→ Task requirements
What follows is a listing; restate every line of it word for word.
════════════════════
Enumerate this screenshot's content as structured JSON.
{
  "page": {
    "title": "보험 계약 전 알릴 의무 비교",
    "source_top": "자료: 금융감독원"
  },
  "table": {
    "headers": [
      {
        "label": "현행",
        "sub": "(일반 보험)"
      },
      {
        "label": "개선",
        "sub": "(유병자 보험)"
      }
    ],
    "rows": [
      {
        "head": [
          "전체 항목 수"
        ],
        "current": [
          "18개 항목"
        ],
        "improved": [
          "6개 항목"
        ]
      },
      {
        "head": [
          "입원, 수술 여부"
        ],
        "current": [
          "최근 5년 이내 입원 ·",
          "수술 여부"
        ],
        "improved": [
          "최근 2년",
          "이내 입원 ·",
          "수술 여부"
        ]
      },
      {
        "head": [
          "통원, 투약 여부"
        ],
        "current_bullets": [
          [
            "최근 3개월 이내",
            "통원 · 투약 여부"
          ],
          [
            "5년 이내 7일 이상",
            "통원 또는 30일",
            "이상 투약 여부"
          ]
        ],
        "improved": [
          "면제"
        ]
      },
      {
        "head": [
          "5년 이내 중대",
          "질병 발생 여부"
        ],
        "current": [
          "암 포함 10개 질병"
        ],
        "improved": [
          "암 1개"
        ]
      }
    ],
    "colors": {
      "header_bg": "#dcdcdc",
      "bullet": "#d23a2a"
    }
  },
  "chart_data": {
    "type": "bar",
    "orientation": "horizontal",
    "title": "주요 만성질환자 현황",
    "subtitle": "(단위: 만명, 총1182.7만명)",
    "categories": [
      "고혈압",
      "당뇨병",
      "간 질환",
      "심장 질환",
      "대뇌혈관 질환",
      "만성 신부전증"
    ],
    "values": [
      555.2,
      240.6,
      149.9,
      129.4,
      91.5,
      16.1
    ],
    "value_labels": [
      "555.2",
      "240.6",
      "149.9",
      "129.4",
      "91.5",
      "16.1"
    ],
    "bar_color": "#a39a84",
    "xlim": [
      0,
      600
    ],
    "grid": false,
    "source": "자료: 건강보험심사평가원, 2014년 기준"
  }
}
════════════════════
→ Reply to the task
Enumerate this screenshot's content as structured JSON.
{
  "page": {
    "title": "보험 계약 전 알릴 의무 비교",
    "source_top": "자료: 금융감독원"
  },
  "table": {
    "headers": [
      {
        "label": "현행",
        "sub": "(일반 보험)"
      },
      {
        "label": "개선",
        "sub": "(유병자 보험)"
      }
    ],
    "rows": [
      {
        "head": [
          "전체 항목 수"
        ],
        "current": [
          "18개 항목"
        ],
        "improved": [
          "6개 항목"
        ]
      },
      {
        "head": [
          "입원, 수술 여부"
        ],
        "current": [
          "최근 5년 이내 입원 ·",
          "수술 여부"
        ],
        "improved": [
          "최근 2년",
          "이내 입원 ·",
          "수술 여부"
        ]
      },
      {
        "head": [
          "통원, 투약 여부"
        ],
        "current_bullets": [
          [
            "최근 3개월 이내",
            "통원 · 투약 여부"
          ],
          [
            "5년 이내 7일 이상",
            "통원 또는 30일",
            "이상 투약 여부"
          ]
        ],
        "improved": [
          "면제"
        ]
      },
      {
        "head": [
          "5년 이내 중대",
          "질병 발생 여부"
        ],
        "current": [
          "암 포함 10개 질병"
        ],
        "improved": [
          "암 1개"
        ]
      }
    ],
    "colors": {
      "header_bg": "#dcdcdc",
      "bullet": "#d23a2a"
    }
  },
  "chart_data": {
    "type": "bar",
    "orientation": "horizontal",
    "title": "주요 만성질환자 현황",
    "subtitle": "(단위: 만명, 총1182.7만명)",
    "categories": [
      "고혈압",
      "당뇨병",
      "간 질환",
      "심장 질환",
      "대뇌혈관 질환",
      "만성 신부전증"
    ],
    "values": [
      555.2,
      240.6,
      149.9,
      129.4,
      91.5,
      16.1
    ],
    "value_labels": [
      "555.2",
      "240.6",
      "149.9",
      "129.4",
      "91.5",
      "16.1"
    ],
    "bar_color": "#a39a84",
    "xlim": [
      0,
      600
    ],
    "grid": false,
    "source": "자료: 건강보험심사평가원, 2014년 기준"
  }
}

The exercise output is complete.